## [Written instruction]
Scan the following material for the string "name" and copy each line in which it appears.

>> Begin Dataset

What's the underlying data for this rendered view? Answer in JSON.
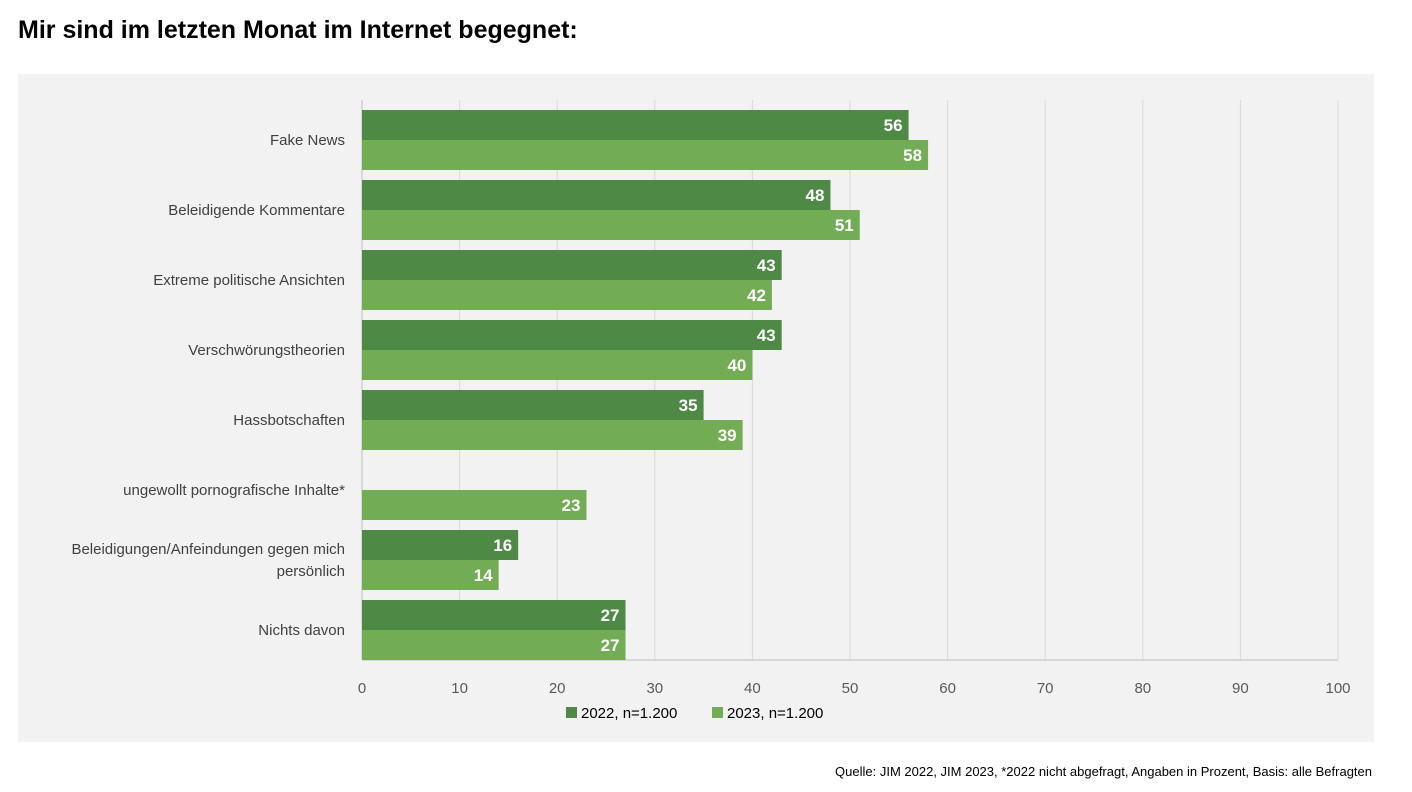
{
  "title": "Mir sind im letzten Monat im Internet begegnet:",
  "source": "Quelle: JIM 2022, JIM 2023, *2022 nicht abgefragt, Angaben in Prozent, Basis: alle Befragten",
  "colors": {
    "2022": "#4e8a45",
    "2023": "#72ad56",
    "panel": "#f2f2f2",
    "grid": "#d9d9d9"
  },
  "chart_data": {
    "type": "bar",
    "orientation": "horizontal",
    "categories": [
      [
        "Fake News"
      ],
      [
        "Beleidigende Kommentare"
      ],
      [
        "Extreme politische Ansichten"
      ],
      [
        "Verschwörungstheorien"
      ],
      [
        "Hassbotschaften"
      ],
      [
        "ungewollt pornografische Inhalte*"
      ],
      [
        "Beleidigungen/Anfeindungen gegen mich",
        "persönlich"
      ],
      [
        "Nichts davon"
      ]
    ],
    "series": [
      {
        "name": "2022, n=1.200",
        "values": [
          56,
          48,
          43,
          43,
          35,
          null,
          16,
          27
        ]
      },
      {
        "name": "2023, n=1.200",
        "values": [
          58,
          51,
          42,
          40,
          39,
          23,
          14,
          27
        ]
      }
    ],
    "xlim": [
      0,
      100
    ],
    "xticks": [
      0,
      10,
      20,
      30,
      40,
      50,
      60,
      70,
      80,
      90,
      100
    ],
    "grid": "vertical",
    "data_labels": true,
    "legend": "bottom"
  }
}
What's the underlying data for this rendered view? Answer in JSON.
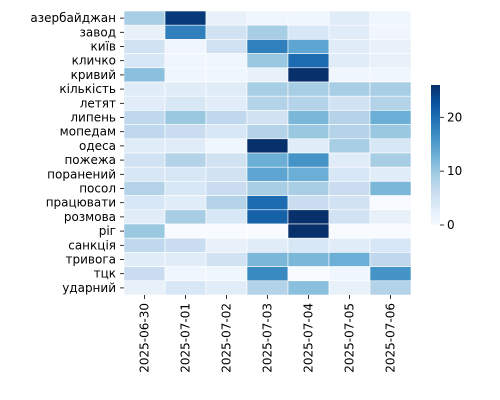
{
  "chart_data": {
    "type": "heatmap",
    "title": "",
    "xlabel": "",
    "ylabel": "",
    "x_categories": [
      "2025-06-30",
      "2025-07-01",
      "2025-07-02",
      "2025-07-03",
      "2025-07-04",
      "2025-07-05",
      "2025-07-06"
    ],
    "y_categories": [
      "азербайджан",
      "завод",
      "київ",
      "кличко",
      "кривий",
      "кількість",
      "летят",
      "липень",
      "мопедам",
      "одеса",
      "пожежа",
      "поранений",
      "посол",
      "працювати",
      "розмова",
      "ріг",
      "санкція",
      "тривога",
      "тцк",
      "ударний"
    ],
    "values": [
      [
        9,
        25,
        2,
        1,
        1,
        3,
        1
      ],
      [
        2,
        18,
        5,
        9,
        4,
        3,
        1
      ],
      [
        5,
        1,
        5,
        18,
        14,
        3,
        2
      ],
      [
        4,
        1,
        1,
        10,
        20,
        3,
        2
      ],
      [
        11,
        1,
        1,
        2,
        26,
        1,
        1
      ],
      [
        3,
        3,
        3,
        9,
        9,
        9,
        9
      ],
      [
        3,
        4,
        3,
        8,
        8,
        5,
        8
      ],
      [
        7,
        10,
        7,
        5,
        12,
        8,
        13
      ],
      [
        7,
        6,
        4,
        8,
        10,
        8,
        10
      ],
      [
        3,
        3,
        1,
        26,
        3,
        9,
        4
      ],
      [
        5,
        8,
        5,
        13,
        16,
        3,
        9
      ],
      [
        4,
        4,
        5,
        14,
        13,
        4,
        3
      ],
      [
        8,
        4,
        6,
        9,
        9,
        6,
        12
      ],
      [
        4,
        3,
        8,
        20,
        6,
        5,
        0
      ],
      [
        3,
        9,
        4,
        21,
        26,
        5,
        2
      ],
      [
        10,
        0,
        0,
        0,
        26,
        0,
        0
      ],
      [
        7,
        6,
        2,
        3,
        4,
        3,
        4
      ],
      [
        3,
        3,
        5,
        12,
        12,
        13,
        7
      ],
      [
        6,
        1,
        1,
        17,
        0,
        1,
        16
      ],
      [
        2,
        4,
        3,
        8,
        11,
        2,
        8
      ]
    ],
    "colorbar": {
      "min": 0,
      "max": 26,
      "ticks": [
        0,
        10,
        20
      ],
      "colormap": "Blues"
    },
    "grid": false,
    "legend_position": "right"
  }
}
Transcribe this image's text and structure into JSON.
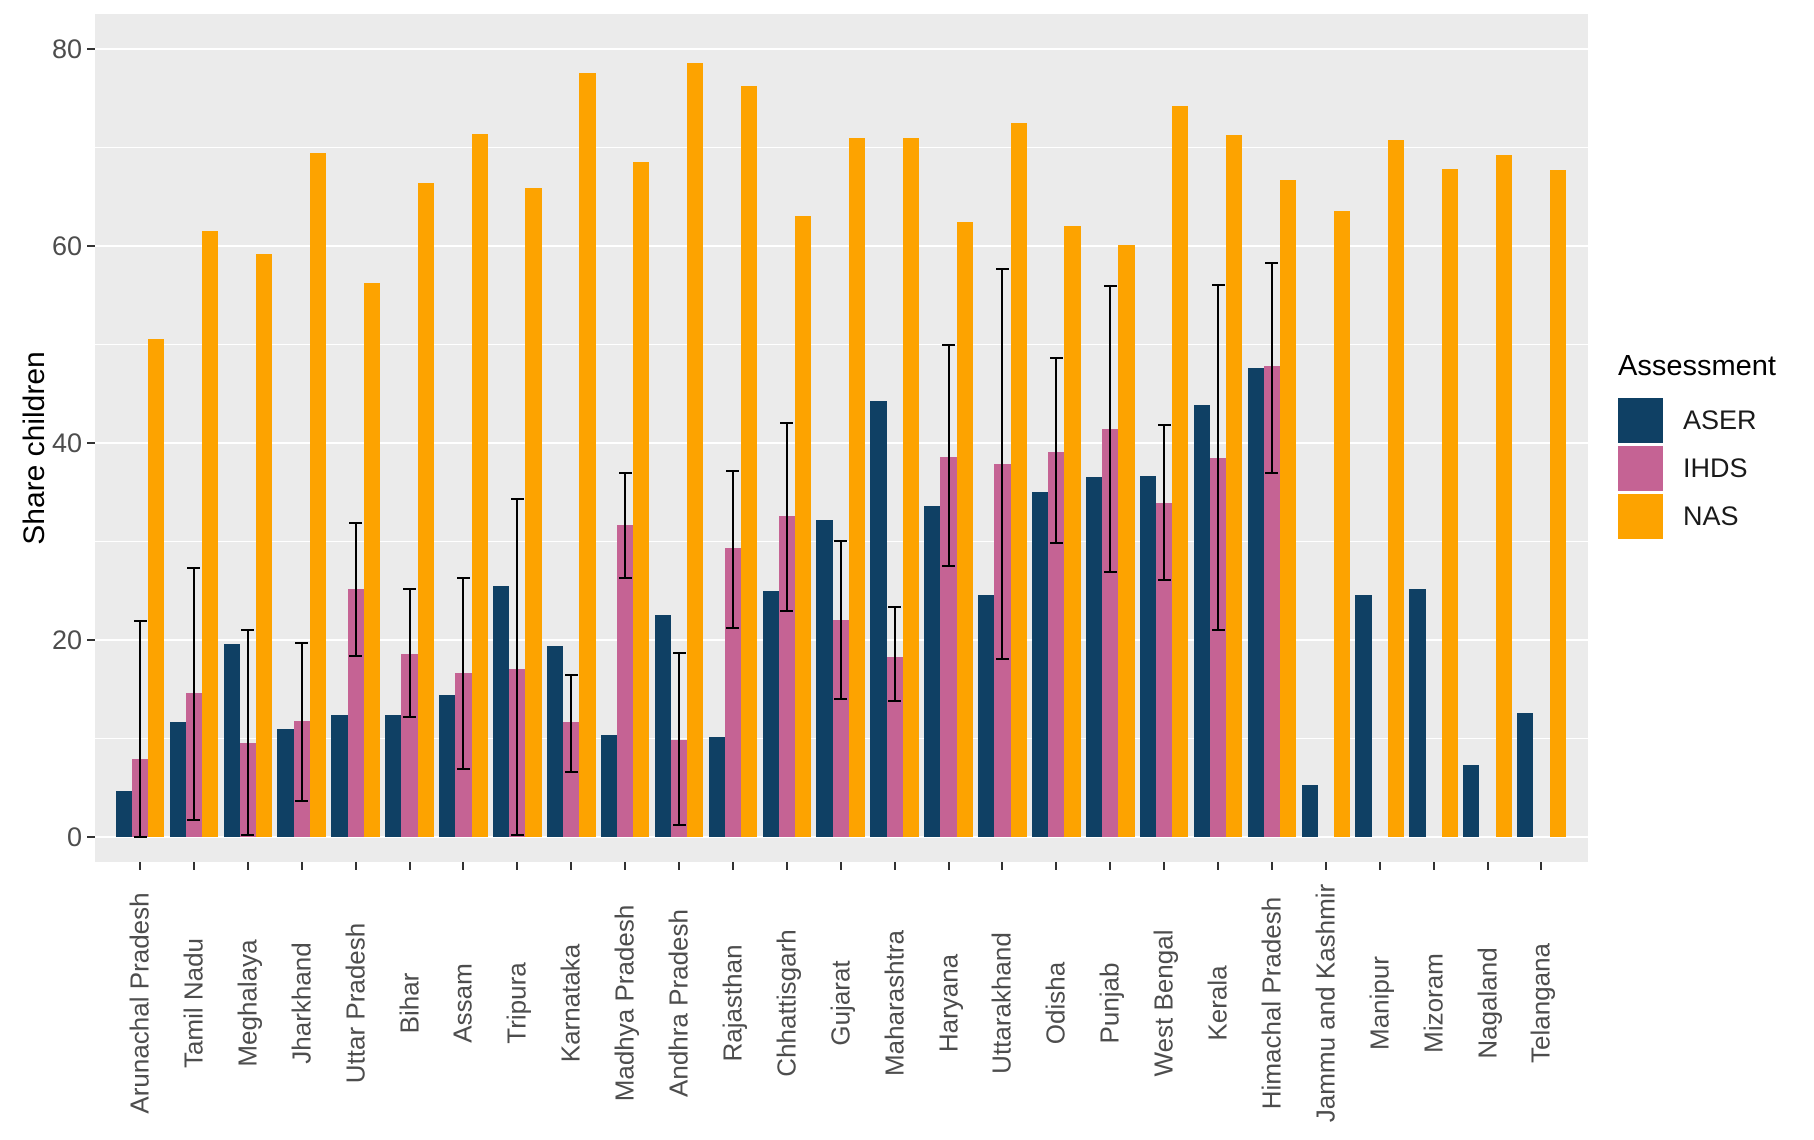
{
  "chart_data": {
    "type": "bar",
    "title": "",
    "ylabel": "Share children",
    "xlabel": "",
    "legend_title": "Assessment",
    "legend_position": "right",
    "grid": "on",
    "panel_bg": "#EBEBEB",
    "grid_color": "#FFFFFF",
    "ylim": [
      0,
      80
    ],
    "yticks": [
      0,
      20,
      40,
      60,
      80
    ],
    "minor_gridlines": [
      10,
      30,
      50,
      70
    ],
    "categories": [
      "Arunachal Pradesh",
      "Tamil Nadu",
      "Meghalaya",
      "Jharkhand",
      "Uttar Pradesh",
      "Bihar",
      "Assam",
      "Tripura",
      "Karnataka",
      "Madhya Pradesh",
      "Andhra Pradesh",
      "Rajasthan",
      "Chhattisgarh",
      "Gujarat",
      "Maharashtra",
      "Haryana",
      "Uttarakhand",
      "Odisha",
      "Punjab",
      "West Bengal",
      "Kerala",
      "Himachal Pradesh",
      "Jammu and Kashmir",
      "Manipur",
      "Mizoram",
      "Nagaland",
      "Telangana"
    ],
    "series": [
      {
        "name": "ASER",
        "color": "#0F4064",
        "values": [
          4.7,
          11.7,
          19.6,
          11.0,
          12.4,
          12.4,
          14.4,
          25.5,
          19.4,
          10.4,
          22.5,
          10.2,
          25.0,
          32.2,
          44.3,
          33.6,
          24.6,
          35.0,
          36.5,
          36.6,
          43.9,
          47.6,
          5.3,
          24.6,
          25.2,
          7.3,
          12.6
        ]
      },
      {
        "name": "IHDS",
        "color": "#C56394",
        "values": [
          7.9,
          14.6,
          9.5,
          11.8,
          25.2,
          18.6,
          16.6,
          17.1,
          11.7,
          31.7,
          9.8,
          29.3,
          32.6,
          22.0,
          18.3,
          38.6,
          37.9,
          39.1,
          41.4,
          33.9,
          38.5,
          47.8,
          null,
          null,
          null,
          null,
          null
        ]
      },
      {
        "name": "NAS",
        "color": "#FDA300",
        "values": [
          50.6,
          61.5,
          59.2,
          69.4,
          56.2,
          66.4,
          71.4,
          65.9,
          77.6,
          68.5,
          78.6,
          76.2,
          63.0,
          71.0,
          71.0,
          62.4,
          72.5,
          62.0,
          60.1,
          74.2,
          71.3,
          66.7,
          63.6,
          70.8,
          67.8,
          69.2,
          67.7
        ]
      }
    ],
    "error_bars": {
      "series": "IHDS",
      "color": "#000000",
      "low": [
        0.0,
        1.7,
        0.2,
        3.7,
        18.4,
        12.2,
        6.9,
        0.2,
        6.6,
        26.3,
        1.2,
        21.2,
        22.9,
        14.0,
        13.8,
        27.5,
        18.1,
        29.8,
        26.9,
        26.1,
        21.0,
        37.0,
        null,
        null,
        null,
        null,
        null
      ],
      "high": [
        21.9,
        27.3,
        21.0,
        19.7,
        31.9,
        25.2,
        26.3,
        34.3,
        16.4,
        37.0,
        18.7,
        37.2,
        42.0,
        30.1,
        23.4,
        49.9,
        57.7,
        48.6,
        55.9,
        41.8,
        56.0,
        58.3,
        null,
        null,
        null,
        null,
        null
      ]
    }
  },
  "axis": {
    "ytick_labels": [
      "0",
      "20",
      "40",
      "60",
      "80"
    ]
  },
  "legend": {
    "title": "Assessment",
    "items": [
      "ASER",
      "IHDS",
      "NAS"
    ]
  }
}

>> End Dataset

## [Task response]
        "name": "2022, n=1.200",
        "name": "2023, n=1.200",
        "name": "ASER",
        "name": "IHDS",
        "name": "NAS",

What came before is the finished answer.